AIM> Type out the records that follow, exactly as given.

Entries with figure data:
══════════════════════════════

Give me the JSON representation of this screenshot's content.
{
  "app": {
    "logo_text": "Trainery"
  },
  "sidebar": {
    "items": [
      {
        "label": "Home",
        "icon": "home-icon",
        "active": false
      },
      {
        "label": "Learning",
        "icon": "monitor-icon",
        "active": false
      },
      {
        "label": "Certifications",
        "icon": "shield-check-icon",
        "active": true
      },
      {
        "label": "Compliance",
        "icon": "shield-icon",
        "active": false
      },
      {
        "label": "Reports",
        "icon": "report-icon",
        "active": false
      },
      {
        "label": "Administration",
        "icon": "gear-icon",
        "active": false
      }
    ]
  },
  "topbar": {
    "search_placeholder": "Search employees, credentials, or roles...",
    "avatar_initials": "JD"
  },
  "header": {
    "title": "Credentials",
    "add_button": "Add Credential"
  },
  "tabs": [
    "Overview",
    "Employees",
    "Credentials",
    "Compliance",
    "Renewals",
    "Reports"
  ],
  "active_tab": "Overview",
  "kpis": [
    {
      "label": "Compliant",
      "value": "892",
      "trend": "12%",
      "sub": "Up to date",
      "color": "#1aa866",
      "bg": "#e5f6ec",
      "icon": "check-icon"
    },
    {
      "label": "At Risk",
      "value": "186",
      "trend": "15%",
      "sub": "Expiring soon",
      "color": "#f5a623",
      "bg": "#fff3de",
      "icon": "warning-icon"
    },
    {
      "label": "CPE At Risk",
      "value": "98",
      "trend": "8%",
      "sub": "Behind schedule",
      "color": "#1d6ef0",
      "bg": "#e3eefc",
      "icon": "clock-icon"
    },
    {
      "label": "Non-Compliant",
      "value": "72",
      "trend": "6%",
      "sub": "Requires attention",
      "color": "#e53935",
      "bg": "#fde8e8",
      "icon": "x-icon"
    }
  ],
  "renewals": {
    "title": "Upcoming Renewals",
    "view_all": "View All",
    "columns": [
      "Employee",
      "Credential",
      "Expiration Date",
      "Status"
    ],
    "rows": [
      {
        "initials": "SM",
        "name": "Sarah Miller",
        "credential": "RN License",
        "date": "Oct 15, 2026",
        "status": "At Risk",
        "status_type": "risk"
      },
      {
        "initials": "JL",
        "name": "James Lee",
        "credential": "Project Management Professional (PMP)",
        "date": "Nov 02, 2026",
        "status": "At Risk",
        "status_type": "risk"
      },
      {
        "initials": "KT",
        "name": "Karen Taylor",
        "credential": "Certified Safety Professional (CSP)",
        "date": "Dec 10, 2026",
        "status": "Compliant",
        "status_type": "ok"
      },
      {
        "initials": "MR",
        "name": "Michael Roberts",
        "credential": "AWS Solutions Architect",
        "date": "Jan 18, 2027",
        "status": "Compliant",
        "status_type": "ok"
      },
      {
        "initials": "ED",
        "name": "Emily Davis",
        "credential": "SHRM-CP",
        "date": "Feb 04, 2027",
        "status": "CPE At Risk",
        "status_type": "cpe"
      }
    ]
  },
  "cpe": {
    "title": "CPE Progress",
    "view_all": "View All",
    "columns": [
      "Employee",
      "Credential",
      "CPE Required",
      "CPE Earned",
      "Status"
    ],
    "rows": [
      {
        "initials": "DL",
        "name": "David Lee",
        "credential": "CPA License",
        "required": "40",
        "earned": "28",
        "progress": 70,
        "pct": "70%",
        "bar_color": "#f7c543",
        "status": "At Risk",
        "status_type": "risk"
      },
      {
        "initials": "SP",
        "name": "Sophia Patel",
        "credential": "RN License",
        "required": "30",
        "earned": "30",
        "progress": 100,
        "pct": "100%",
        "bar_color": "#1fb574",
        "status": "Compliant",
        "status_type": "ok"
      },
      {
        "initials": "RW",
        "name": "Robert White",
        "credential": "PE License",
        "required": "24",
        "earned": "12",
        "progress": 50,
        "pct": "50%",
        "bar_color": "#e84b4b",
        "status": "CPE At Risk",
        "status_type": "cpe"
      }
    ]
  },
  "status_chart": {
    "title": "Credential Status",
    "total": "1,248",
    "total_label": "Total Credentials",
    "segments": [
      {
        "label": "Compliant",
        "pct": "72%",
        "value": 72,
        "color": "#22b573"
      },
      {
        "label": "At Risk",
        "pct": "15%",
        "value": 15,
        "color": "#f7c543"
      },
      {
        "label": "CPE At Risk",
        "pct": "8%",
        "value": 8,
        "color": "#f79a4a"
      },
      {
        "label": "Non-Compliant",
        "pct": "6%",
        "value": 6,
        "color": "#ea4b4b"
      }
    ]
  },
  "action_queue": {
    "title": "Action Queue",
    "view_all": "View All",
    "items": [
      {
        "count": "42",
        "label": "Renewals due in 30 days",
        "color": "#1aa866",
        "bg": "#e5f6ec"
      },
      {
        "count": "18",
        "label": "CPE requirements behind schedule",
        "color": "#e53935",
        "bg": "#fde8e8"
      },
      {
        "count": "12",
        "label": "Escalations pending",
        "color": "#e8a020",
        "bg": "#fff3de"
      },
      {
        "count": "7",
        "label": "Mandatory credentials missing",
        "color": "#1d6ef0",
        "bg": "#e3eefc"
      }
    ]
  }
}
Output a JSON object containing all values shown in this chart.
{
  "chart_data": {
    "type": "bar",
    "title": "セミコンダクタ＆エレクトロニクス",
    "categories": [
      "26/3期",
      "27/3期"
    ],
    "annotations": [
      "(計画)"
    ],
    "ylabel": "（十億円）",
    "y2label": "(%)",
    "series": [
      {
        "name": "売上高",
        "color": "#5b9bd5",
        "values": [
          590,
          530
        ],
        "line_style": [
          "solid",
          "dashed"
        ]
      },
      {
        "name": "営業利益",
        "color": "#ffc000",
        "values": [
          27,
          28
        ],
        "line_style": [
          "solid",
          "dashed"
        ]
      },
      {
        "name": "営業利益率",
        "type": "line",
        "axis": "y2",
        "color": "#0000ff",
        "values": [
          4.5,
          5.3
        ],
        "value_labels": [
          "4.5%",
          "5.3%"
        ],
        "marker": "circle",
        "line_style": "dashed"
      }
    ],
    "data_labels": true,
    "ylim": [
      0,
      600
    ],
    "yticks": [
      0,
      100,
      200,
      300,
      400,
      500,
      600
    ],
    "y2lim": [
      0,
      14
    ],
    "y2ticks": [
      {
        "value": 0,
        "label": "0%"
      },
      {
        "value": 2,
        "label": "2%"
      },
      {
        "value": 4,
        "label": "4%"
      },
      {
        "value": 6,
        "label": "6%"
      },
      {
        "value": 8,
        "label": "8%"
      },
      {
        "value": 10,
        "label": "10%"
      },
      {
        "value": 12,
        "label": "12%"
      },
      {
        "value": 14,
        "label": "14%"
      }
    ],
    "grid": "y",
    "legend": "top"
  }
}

══════════════════════════════

ANSWER TO THE EXERCISE>
Give me the JSON representation of this screenshot's content.
{
  "app": {
    "logo_text": "Trainery"
  },
  "sidebar": {
    "items": [
      {
        "label": "Home",
        "icon": "home-icon",
        "active": false
      },
      {
        "label": "Learning",
        "icon": "monitor-icon",
        "active": false
      },
      {
        "label": "Certifications",
        "icon": "shield-check-icon",
        "active": true
      },
      {
        "label": "Compliance",
        "icon": "shield-icon",
        "active": false
      },
      {
        "label": "Reports",
        "icon": "report-icon",
        "active": false
      },
      {
        "label": "Administration",
        "icon": "gear-icon",
        "active": false
      }
    ]
  },
  "topbar": {
    "search_placeholder": "Search employees, credentials, or roles...",
    "avatar_initials": "JD"
  },
  "header": {
    "title": "Credentials",
    "add_button": "Add Credential"
  },
  "tabs": [
    "Overview",
    "Employees",
    "Credentials",
    "Compliance",
    "Renewals",
    "Reports"
  ],
  "active_tab": "Overview",
  "kpis": [
    {
      "label": "Compliant",
      "value": "892",
      "trend": "12%",
      "sub": "Up to date",
      "color": "#1aa866",
      "bg": "#e5f6ec",
      "icon": "check-icon"
    },
    {
      "label": "At Risk",
      "value": "186",
      "trend": "15%",
      "sub": "Expiring soon",
      "color": "#f5a623",
      "bg": "#fff3de",
      "icon": "warning-icon"
    },
    {
      "label": "CPE At Risk",
      "value": "98",
      "trend": "8%",
      "sub": "Behind schedule",
      "color": "#1d6ef0",
      "bg": "#e3eefc",
      "icon": "clock-icon"
    },
    {
      "label": "Non-Compliant",
      "value": "72",
      "trend": "6%",
      "sub": "Requires attention",
      "color": "#e53935",
      "bg": "#fde8e8",
      "icon": "x-icon"
    }
  ],
  "renewals": {
    "title": "Upcoming Renewals",
    "view_all": "View All",
    "columns": [
      "Employee",
      "Credential",
      "Expiration Date",
      "Status"
    ],
    "rows": [
      {
        "initials": "SM",
        "name": "Sarah Miller",
        "credential": "RN License",
        "date": "Oct 15, 2026",
        "status": "At Risk",
        "status_type": "risk"
      },
      {
        "initials": "JL",
        "name": "James Lee",
        "credential": "Project Management Professional (PMP)",
        "date": "Nov 02, 2026",
        "status": "At Risk",
        "status_type": "risk"
      },
      {
        "initials": "KT",
        "name": "Karen Taylor",
        "credential": "Certified Safety Professional (CSP)",
        "date": "Dec 10, 2026",
        "status": "Compliant",
        "status_type": "ok"
      },
      {
        "initials": "MR",
        "name": "Michael Roberts",
        "credential": "AWS Solutions Architect",
        "date": "Jan 18, 2027",
        "status": "Compliant",
        "status_type": "ok"
      },
      {
        "initials": "ED",
        "name": "Emily Davis",
        "credential": "SHRM-CP",
        "date": "Feb 04, 2027",
        "status": "CPE At Risk",
        "status_type": "cpe"
      }
    ]
  },
  "cpe": {
    "title": "CPE Progress",
    "view_all": "View All",
    "columns": [
      "Employee",
      "Credential",
      "CPE Required",
      "CPE Earned",
      "Status"
    ],
    "rows": [
      {
        "initials": "DL",
        "name": "David Lee",
        "credential": "CPA License",
        "required": "40",
        "earned": "28",
        "progress": 70,
        "pct": "70%",
        "bar_color": "#f7c543",
        "status": "At Risk",
        "status_type": "risk"
      },
      {
        "initials": "SP",
        "name": "Sophia Patel",
        "credential": "RN License",
        "required": "30",
        "earned": "30",
        "progress": 100,
        "pct": "100%",
        "bar_color": "#1fb574",
        "status": "Compliant",
        "status_type": "ok"
      },
      {
        "initials": "RW",
        "name": "Robert White",
        "credential": "PE License",
        "required": "24",
        "earned": "12",
        "progress": 50,
        "pct": "50%",
        "bar_color": "#e84b4b",
        "status": "CPE At Risk",
        "status_type": "cpe"
      }
    ]
  },
  "status_chart": {
    "title": "Credential Status",
    "total": "1,248",
    "total_label": "Total Credentials",
    "segments": [
      {
        "label": "Compliant",
        "pct": "72%",
        "value": 72,
        "color": "#22b573"
      },
      {
        "label": "At Risk",
        "pct": "15%",
        "value": 15,
        "color": "#f7c543"
      },
      {
        "label": "CPE At Risk",
        "pct": "8%",
        "value": 8,
        "color": "#f79a4a"
      },
      {
        "label": "Non-Compliant",
        "pct": "6%",
        "value": 6,
        "color": "#ea4b4b"
      }
    ]
  },
  "action_queue": {
    "title": "Action Queue",
    "view_all": "View All",
    "items": [
      {
        "count": "42",
        "label": "Renewals due in 30 days",
        "color": "#1aa866",
        "bg": "#e5f6ec"
      },
      {
        "count": "18",
        "label": "CPE requirements behind schedule",
        "color": "#e53935",
        "bg": "#fde8e8"
      },
      {
        "count": "12",
        "label": "Escalations pending",
        "color": "#e8a020",
        "bg": "#fff3de"
      },
      {
        "count": "7",
        "label": "Mandatory credentials missing",
        "color": "#1d6ef0",
        "bg": "#e3eefc"
      }
    ]
  }
}
Output a JSON object containing all values shown in this chart.
{
  "chart_data": {
    "type": "bar",
    "title": "セミコンダクタ＆エレクトロニクス",
    "categories": [
      "26/3期",
      "27/3期"
    ],
    "annotations": [
      "(計画)"
    ],
    "ylabel": "（十億円）",
    "y2label": "(%)",
    "series": [
      {
        "name": "売上高",
        "color": "#5b9bd5",
        "values": [
          590,
          530
        ],
        "line_style": [
          "solid",
          "dashed"
        ]
      },
      {
        "name": "営業利益",
        "color": "#ffc000",
        "values": [
          27,
          28
        ],
        "line_style": [
          "solid",
          "dashed"
        ]
      },
      {
        "name": "営業利益率",
        "type": "line",
        "axis": "y2",
        "color": "#0000ff",
        "values": [
          4.5,
          5.3
        ],
        "value_labels": [
          "4.5%",
          "5.3%"
        ],
        "marker": "circle",
        "line_style": "dashed"
      }
    ],
    "data_labels": true,
    "ylim": [
      0,
      600
    ],
    "yticks": [
      0,
      100,
      200,
      300,
      400,
      500,
      600
    ],
    "y2lim": [
      0,
      14
    ],
    "y2ticks": [
      {
        "value": 0,
        "label": "0%"
      },
      {
        "value": 2,
        "label": "2%"
      },
      {
        "value": 4,
        "label": "4%"
      },
      {
        "value": 6,
        "label": "6%"
      },
      {
        "value": 8,
        "label": "8%"
      },
      {
        "value": 10,
        "label": "10%"
      },
      {
        "value": 12,
        "label": "12%"
      },
      {
        "value": 14,
        "label": "14%"
      }
    ],
    "grid": "y",
    "legend": "top"
  }
}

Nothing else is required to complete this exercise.